### Set exercise
Reproduce all of the data word for word.

### Recorded information
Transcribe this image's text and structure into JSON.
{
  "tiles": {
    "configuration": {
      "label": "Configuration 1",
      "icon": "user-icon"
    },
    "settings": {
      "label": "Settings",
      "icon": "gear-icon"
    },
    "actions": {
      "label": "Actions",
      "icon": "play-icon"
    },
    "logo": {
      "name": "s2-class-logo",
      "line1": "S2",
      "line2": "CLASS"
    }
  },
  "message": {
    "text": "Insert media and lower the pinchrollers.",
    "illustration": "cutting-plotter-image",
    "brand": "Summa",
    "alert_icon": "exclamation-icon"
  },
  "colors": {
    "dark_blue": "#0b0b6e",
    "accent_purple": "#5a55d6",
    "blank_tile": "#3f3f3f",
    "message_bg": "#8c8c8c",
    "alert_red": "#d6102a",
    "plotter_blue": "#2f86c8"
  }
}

### Problem solution
Transcribe this image's text and structure into JSON.
{
  "tiles": {
    "configuration": {
      "label": "Configuration 1",
      "icon": "user-icon"
    },
    "settings": {
      "label": "Settings",
      "icon": "gear-icon"
    },
    "actions": {
      "label": "Actions",
      "icon": "play-icon"
    },
    "logo": {
      "name": "s2-class-logo",
      "line1": "S2",
      "line2": "CLASS"
    }
  },
  "message": {
    "text": "Insert media and lower the pinchrollers.",
    "illustration": "cutting-plotter-image",
    "brand": "Summa",
    "alert_icon": "exclamation-icon"
  },
  "colors": {
    "dark_blue": "#0b0b6e",
    "accent_purple": "#5a55d6",
    "blank_tile": "#3f3f3f",
    "message_bg": "#8c8c8c",
    "alert_red": "#d6102a",
    "plotter_blue": "#2f86c8"
  }
}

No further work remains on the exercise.